■ **Directive**
Gather every line holding the string "PERCENT".

Data extracted from a collection:
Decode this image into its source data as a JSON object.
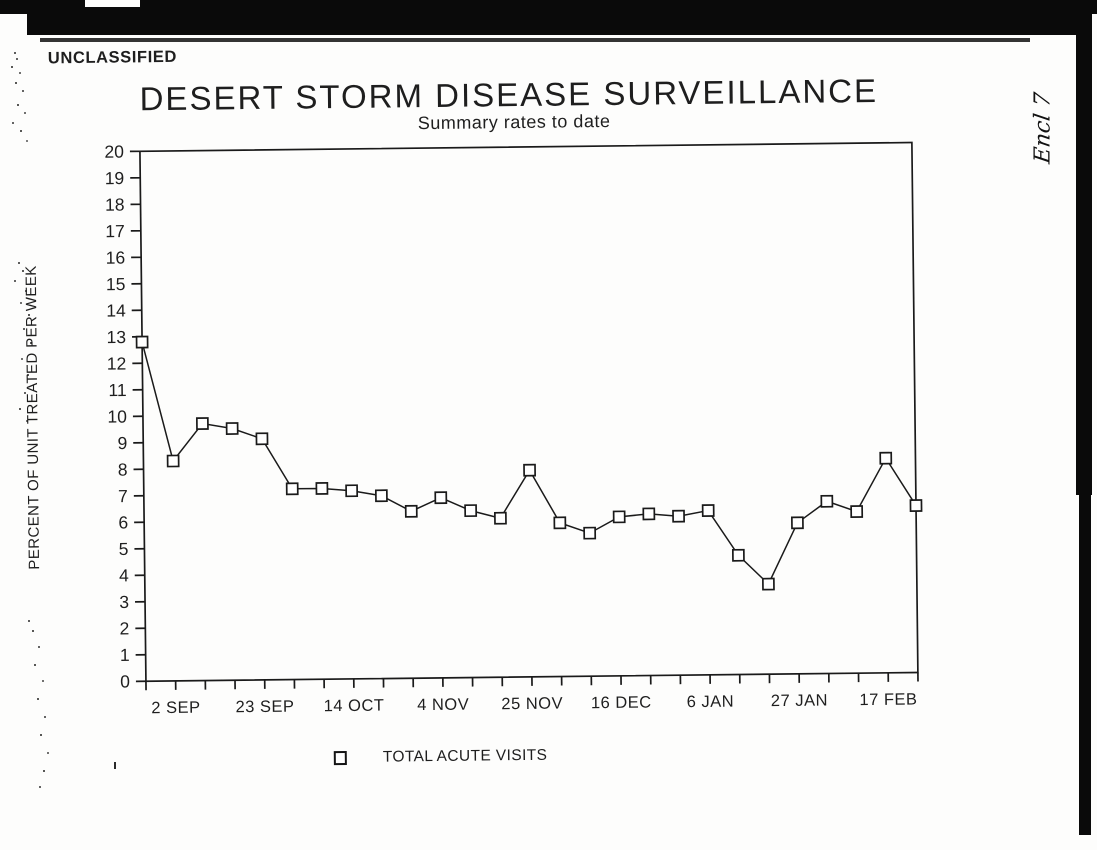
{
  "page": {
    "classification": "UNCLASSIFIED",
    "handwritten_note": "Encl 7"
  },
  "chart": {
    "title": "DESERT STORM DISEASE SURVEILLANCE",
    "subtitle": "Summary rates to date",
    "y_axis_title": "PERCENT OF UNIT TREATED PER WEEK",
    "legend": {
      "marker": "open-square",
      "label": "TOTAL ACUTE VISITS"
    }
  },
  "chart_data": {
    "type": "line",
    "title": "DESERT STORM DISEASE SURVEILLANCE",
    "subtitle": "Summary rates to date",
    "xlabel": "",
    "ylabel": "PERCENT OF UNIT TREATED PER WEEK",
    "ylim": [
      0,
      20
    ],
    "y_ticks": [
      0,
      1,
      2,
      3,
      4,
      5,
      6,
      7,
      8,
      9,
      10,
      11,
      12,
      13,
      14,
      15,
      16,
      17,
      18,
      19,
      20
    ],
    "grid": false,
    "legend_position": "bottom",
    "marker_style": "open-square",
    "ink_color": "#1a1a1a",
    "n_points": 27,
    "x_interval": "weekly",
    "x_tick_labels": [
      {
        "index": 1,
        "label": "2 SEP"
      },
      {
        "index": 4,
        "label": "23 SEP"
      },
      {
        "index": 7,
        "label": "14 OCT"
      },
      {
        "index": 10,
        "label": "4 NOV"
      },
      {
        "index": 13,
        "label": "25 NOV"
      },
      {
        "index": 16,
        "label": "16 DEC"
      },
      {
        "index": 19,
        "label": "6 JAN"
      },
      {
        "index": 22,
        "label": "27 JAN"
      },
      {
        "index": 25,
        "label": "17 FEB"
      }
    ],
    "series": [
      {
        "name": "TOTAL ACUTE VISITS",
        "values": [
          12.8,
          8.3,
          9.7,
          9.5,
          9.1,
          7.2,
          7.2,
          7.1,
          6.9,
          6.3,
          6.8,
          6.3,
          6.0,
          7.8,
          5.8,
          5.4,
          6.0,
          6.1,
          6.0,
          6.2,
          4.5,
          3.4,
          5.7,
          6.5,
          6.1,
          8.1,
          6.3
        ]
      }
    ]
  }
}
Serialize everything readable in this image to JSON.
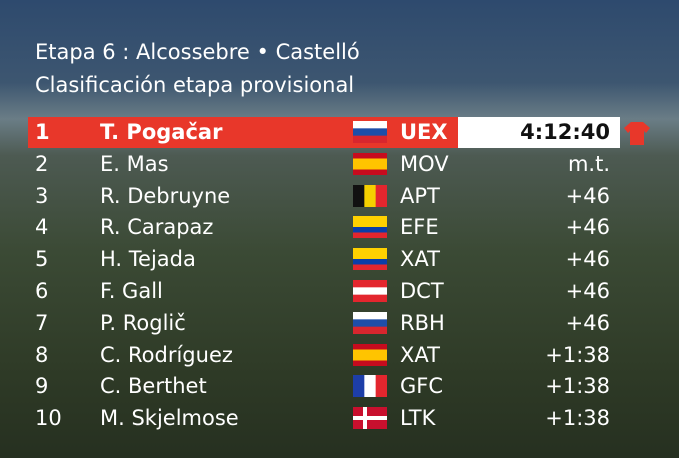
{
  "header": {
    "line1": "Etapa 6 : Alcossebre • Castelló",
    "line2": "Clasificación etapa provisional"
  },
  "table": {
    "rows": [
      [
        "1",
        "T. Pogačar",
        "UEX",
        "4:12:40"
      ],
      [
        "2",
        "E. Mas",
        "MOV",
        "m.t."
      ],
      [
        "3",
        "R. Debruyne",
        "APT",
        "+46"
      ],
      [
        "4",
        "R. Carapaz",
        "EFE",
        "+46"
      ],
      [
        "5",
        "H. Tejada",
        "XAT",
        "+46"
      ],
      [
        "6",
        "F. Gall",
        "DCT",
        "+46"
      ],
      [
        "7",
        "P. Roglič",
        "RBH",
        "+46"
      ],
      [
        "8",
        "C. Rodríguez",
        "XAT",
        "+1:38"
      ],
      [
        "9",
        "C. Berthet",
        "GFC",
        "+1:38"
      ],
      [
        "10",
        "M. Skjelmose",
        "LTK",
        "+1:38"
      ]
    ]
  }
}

* * *

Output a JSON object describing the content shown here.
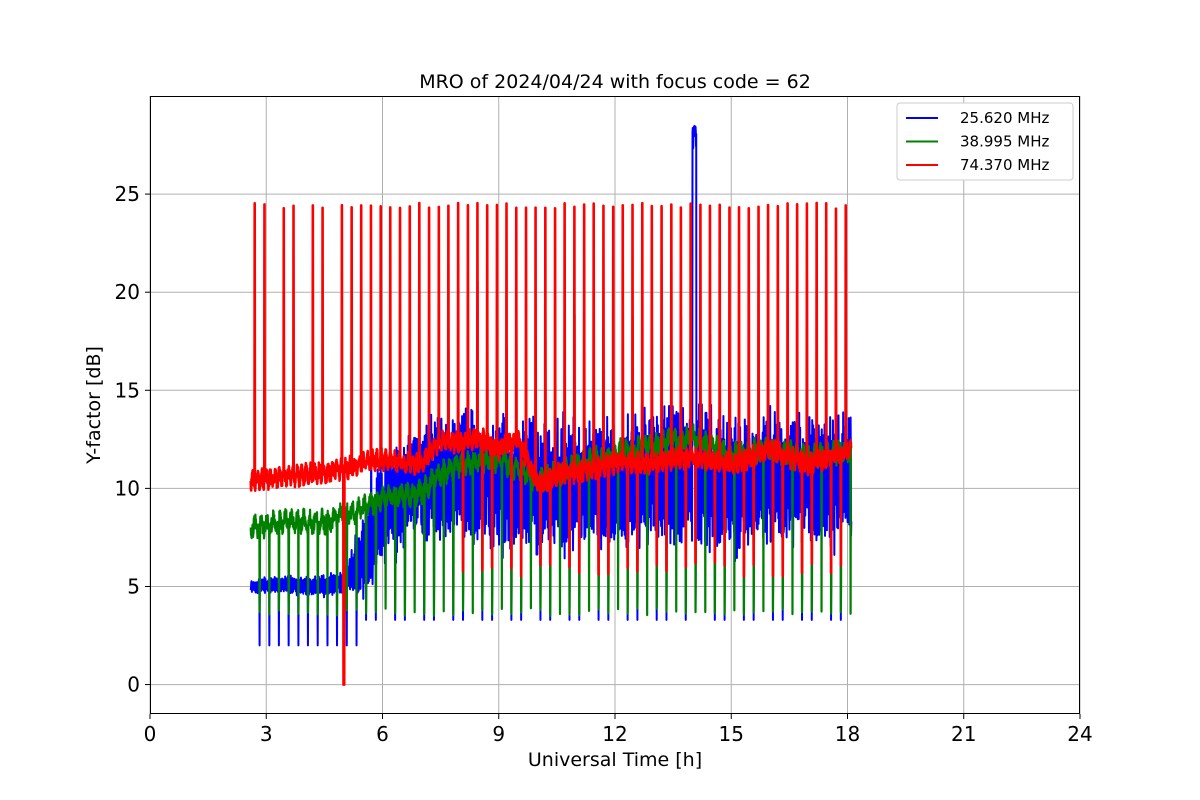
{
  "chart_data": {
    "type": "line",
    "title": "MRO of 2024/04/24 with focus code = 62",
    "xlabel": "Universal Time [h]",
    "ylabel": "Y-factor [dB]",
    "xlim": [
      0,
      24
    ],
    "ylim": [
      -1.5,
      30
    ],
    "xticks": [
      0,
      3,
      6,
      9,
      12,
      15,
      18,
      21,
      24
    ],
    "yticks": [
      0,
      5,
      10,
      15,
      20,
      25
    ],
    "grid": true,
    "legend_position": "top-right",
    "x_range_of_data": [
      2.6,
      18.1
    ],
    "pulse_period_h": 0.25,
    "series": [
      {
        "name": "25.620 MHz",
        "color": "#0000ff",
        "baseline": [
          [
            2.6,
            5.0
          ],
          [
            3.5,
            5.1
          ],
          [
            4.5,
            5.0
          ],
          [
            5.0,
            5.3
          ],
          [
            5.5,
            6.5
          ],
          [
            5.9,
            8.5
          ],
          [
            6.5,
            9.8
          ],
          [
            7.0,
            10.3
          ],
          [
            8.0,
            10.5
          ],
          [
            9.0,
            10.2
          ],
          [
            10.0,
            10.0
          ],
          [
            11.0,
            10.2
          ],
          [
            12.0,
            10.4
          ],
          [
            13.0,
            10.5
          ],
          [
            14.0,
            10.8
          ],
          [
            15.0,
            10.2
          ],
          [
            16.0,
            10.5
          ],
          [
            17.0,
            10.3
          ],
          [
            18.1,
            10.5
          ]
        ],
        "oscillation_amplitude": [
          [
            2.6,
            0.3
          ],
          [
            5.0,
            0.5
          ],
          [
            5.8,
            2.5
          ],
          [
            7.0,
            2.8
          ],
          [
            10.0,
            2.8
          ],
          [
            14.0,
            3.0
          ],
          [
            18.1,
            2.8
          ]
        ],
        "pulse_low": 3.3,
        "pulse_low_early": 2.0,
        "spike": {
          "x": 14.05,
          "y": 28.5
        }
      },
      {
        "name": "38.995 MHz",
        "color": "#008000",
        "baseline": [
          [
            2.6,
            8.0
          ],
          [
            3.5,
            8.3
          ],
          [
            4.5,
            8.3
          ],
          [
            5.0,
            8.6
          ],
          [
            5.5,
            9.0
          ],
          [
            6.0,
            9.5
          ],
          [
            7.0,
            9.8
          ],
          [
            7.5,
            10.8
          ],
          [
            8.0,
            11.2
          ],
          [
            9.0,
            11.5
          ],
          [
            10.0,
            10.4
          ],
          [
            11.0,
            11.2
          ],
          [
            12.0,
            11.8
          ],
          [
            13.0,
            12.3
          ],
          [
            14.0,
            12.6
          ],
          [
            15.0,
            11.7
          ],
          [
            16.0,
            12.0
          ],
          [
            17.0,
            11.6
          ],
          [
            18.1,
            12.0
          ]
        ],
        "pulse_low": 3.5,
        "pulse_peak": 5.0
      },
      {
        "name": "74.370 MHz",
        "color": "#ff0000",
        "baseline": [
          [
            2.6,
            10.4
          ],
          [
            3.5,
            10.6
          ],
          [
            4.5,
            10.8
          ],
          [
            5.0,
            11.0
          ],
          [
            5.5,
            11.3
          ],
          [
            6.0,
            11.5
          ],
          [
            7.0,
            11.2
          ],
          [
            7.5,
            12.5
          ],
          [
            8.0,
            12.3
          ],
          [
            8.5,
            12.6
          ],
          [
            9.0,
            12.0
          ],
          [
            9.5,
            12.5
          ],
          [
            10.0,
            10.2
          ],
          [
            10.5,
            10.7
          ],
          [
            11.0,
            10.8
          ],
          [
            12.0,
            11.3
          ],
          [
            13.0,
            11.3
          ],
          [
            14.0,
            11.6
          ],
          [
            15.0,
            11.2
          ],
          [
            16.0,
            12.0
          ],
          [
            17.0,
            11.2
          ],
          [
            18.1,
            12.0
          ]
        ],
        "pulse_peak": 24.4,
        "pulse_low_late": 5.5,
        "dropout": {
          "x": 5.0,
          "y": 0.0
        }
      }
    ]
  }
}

■ **The output**
    "y_axis_title": "PERCENT OF UNIT TREATED PER WEEK",
    "ylabel": "PERCENT OF UNIT TREATED PER WEEK",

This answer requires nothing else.